Dataset items:
— Start —

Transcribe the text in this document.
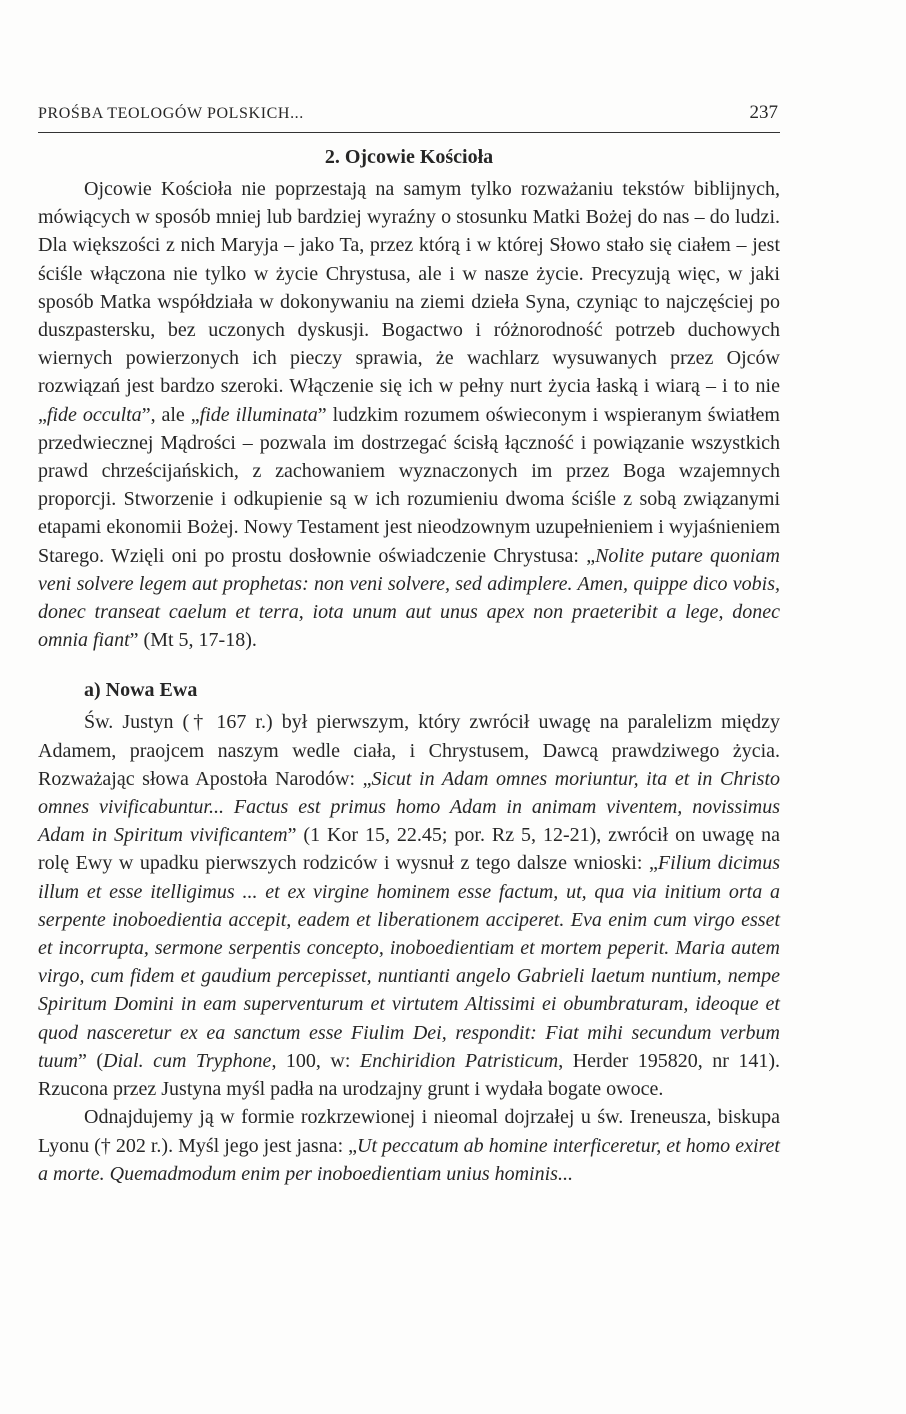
PROŚBA TEOLOGÓW POLSKICH...	237
2. Ojcowie Kościoła

Ojcowie Kościoła nie poprzestają na samym tylko rozważaniu tekstów biblijnych, mówiących w sposób mniej lub bardziej wyraźny o stosunku Matki Bożej do nas – do ludzi. Dla większości z nich Maryja – jako Ta, przez którą i w której Słowo stało się ciałem – jest ściśle włączona nie tylko w życie Chrystusa, ale i w nasze życie. Precyzują więc, w jaki sposób Matka współdziała w dokonywaniu na ziemi dzieła Syna, czyniąc to najczęściej po duszpastersku, bez uczonych dyskusji. Bogactwo i różnorodność potrzeb duchowych wiernych powierzonych ich pieczy sprawia, że wachlarz wysuwanych przez Ojców rozwiązań jest bardzo szeroki. Włączenie się ich w pełny nurt życia łaską i wiarą – i to nie „fide occulta”, ale „fide illuminata” ludzkim rozumem oświeconym i wspieranym światłem przedwiecznej Mądrości – pozwala im dostrzegać ścisłą łączność i powiązanie wszystkich prawd chrześcijańskich, z zachowaniem wyznaczonych im przez Boga wzajemnych proporcji. Stworzenie i odkupienie są w ich rozumieniu dwoma ściśle z sobą związanymi etapami ekonomii Bożej. Nowy Testament jest nieodzownym uzupełnieniem i wyjaśnieniem Starego. Wzięli oni po prostu dosłownie oświadczenie Chrystusa: „Nolite putare quoniam veni solvere legem aut prophetas: non veni solvere, sed adimplere. Amen, quippe dico vobis, donec transeat caelum et terra, iota unum aut unus apex non praeteribit a lege, donec omnia fiant” (Mt 5, 17-18).

a) Nowa Ewa

Św. Justyn († 167 r.) był pierwszym, który zwrócił uwagę na paralelizm między Adamem, praojcem naszym wedle ciała, i Chrystusem, Dawcą prawdziwego życia. Rozważając słowa Apostoła Narodów: „Sicut in Adam omnes moriuntur, ita et in Christo omnes vivificabuntur... Factus est primus homo Adam in animam viventem, novissimus Adam in Spiritum vivificantem” (1 Kor 15, 22.45; por. Rz 5, 12-21), zwrócił on uwagę na rolę Ewy w upadku pierwszych rodziców i wysnuł z tego dalsze wnioski: „Filium dicimus illum et esse itelligimus ... et ex virgine hominem esse factum, ut, qua via initium orta a serpente inoboedientia accepit, eadem et liberationem acciperet. Eva enim cum virgo esset et incorrupta, sermone serpentis concepto, inoboedientiam et mortem peperit. Maria autem virgo, cum fidem et gaudium percepisset, nuntianti angelo Gabrieli laetum nuntium, nempe Spiritum Domini in eam superventurum et virtutem Altissimi ei obumbraturam, ideoque et quod nasceretur ex ea sanctum esse Fiulim Dei, respondit: Fiat mihi secundum verbum tuum” (Dial. cum Tryphone, 100, w: Enchiridion Patristicum, Herder 195820, nr 141). Rzucona przez Justyna myśl padła na urodzajny grunt i wydała bogate owoce.

Odnajdujemy ją w formie rozkrzewionej i nieomal dojrzałej u św. Ireneusza, biskupa Lyonu († 202 r.). Myśl jego jest jasna: „Ut peccatum ab homine interficeretur, et homo exiret a morte. Quemadmodum enim per inoboedientiam unius hominis...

— End —

OBJECTIVE:
Without the pictures, print the whole listing exactly as given.

RESPONSE TO THE TASK:
Transcribe the text in this document.
PROŚBA TEOLOGÓW POLSKICH...	237
2. Ojcowie Kościoła

Ojcowie Kościoła nie poprzestają na samym tylko rozważaniu tekstów biblijnych, mówiących w sposób mniej lub bardziej wyraźny o stosunku Matki Bożej do nas – do ludzi. Dla większości z nich Maryja – jako Ta, przez którą i w której Słowo stało się ciałem – jest ściśle włączona nie tylko w życie Chrystusa, ale i w nasze życie. Precyzują więc, w jaki sposób Matka współdziała w dokonywaniu na ziemi dzieła Syna, czyniąc to najczęściej po duszpastersku, bez uczonych dyskusji. Bogactwo i różnorodność potrzeb duchowych wiernych powierzonych ich pieczy sprawia, że wachlarz wysuwanych przez Ojców rozwiązań jest bardzo szeroki. Włączenie się ich w pełny nurt życia łaską i wiarą – i to nie „fide occulta”, ale „fide illuminata” ludzkim rozumem oświeconym i wspieranym światłem przedwiecznej Mądrości – pozwala im dostrzegać ścisłą łączność i powiązanie wszystkich prawd chrześcijańskich, z zachowaniem wyznaczonych im przez Boga wzajemnych proporcji. Stworzenie i odkupienie są w ich rozumieniu dwoma ściśle z sobą związanymi etapami ekonomii Bożej. Nowy Testament jest nieodzownym uzupełnieniem i wyjaśnieniem Starego. Wzięli oni po prostu dosłownie oświadczenie Chrystusa: „Nolite putare quoniam veni solvere legem aut prophetas: non veni solvere, sed adimplere. Amen, quippe dico vobis, donec transeat caelum et terra, iota unum aut unus apex non praeteribit a lege, donec omnia fiant” (Mt 5, 17-18).

a) Nowa Ewa

Św. Justyn († 167 r.) był pierwszym, który zwrócił uwagę na paralelizm między Adamem, praojcem naszym wedle ciała, i Chrystusem, Dawcą prawdziwego życia. Rozważając słowa Apostoła Narodów: „Sicut in Adam omnes moriuntur, ita et in Christo omnes vivificabuntur... Factus est primus homo Adam in animam viventem, novissimus Adam in Spiritum vivificantem” (1 Kor 15, 22.45; por. Rz 5, 12-21), zwrócił on uwagę na rolę Ewy w upadku pierwszych rodziców i wysnuł z tego dalsze wnioski: „Filium dicimus illum et esse itelligimus ... et ex virgine hominem esse factum, ut, qua via initium orta a serpente inoboedientia accepit, eadem et liberationem acciperet. Eva enim cum virgo esset et incorrupta, sermone serpentis concepto, inoboedientiam et mortem peperit. Maria autem virgo, cum fidem et gaudium percepisset, nuntianti angelo Gabrieli laetum nuntium, nempe Spiritum Domini in eam superventurum et virtutem Altissimi ei obumbraturam, ideoque et quod nasceretur ex ea sanctum esse Fiulim Dei, respondit: Fiat mihi secundum verbum tuum” (Dial. cum Tryphone, 100, w: Enchiridion Patristicum, Herder 195820, nr 141). Rzucona przez Justyna myśl padła na urodzajny grunt i wydała bogate owoce.

Odnajdujemy ją w formie rozkrzewionej i nieomal dojrzałej u św. Ireneusza, biskupa Lyonu († 202 r.). Myśl jego jest jasna: „Ut peccatum ab homine interficeretur, et homo exiret a morte. Quemadmodum enim per inoboedientiam unius hominis...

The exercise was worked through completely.